- **WORK TO COMPLETE**: Reproduce each line of the material exactly, minus any picture.

======== GIVEN INFORMATION ========

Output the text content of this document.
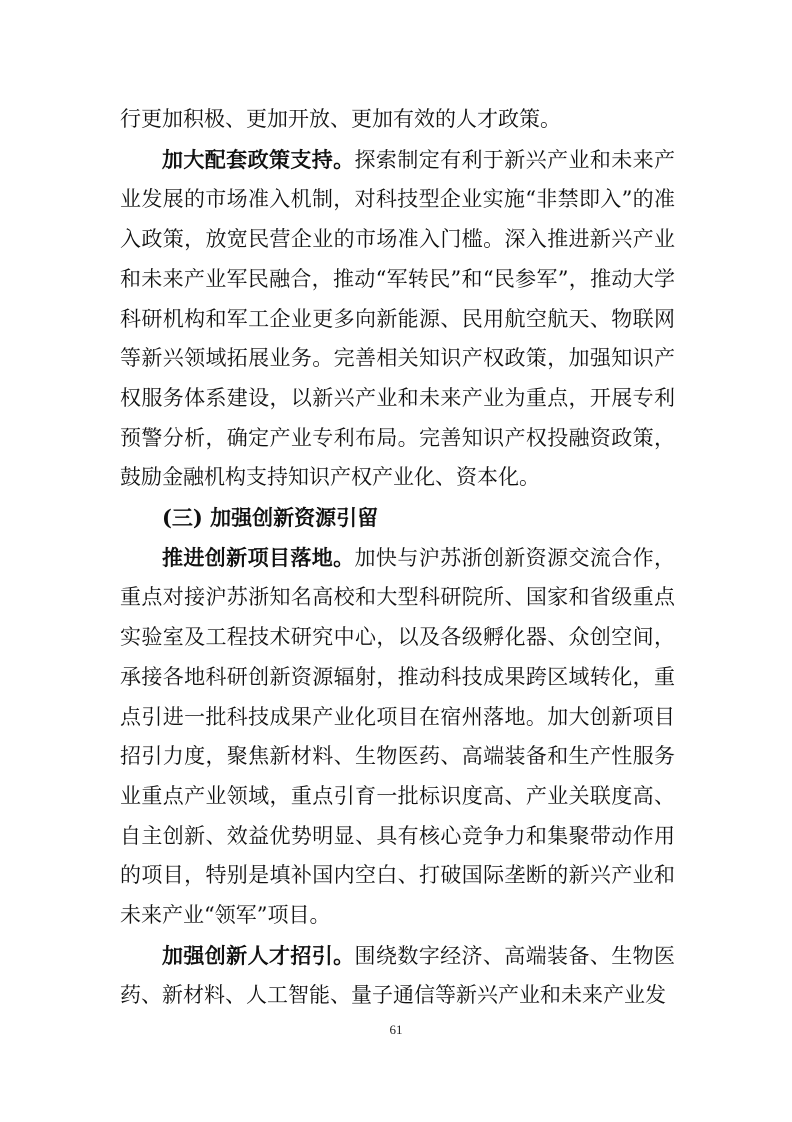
行更加积极、更加开放、更加有效的人才政策。

加大配套政策支持。探索制定有利于新兴产业和未来产业发展的市场准入机制，对科技型企业实施“非禁即入”的准入政策，放宽民营企业的市场准入门槛。深入推进新兴产业和未来产业军民融合，推动“军转民”和“民参军”，推动大学科研机构和军工企业更多向新能源、民用航空航天、物联网等新兴领域拓展业务。完善相关知识产权政策，加强知识产权服务体系建设，以新兴产业和未来产业为重点，开展专利预警分析，确定产业专利布局。完善知识产权投融资政策，鼓励金融机构支持知识产权产业化、资本化。

(三) 加强创新资源引留

推进创新项目落地。加快与沪苏浙创新资源交流合作，重点对接沪苏浙知名高校和大型科研院所、国家和省级重点实验室及工程技术研究中心，以及各级孵化器、众创空间，承接各地科研创新资源辐射，推动科技成果跨区域转化，重点引进一批科技成果产业化项目在宿州落地。加大创新项目招引力度，聚焦新材料、生物医药、高端装备和生产性服务业重点产业领域，重点引育一批标识度高、产业关联度高、自主创新、效益优势明显、具有核心竞争力和集聚带动作用的项目，特别是填补国内空白、打破国际垄断的新兴产业和未来产业“领军”项目。

加强创新人才招引。围绕数字经济、高端装备、生物医药、新材料、人工智能、量子通信等新兴产业和未来产业发

61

========

- **OUTPUT FOR THIS EXERCISE**:
Output the text content of this document.
行更加积极、更加开放、更加有效的人才政策。

加大配套政策支持。探索制定有利于新兴产业和未来产业发展的市场准入机制，对科技型企业实施“非禁即入”的准入政策，放宽民营企业的市场准入门槛。深入推进新兴产业和未来产业军民融合，推动“军转民”和“民参军”，推动大学科研机构和军工企业更多向新能源、民用航空航天、物联网等新兴领域拓展业务。完善相关知识产权政策，加强知识产权服务体系建设，以新兴产业和未来产业为重点，开展专利预警分析，确定产业专利布局。完善知识产权投融资政策，鼓励金融机构支持知识产权产业化、资本化。

(三) 加强创新资源引留

推进创新项目落地。加快与沪苏浙创新资源交流合作，重点对接沪苏浙知名高校和大型科研院所、国家和省级重点实验室及工程技术研究中心，以及各级孵化器、众创空间，承接各地科研创新资源辐射，推动科技成果跨区域转化，重点引进一批科技成果产业化项目在宿州落地。加大创新项目招引力度，聚焦新材料、生物医药、高端装备和生产性服务业重点产业领域，重点引育一批标识度高、产业关联度高、自主创新、效益优势明显、具有核心竞争力和集聚带动作用的项目，特别是填补国内空白、打破国际垄断的新兴产业和未来产业“领军”项目。

加强创新人才招引。围绕数字经济、高端装备、生物医药、新材料、人工智能、量子通信等新兴产业和未来产业发

61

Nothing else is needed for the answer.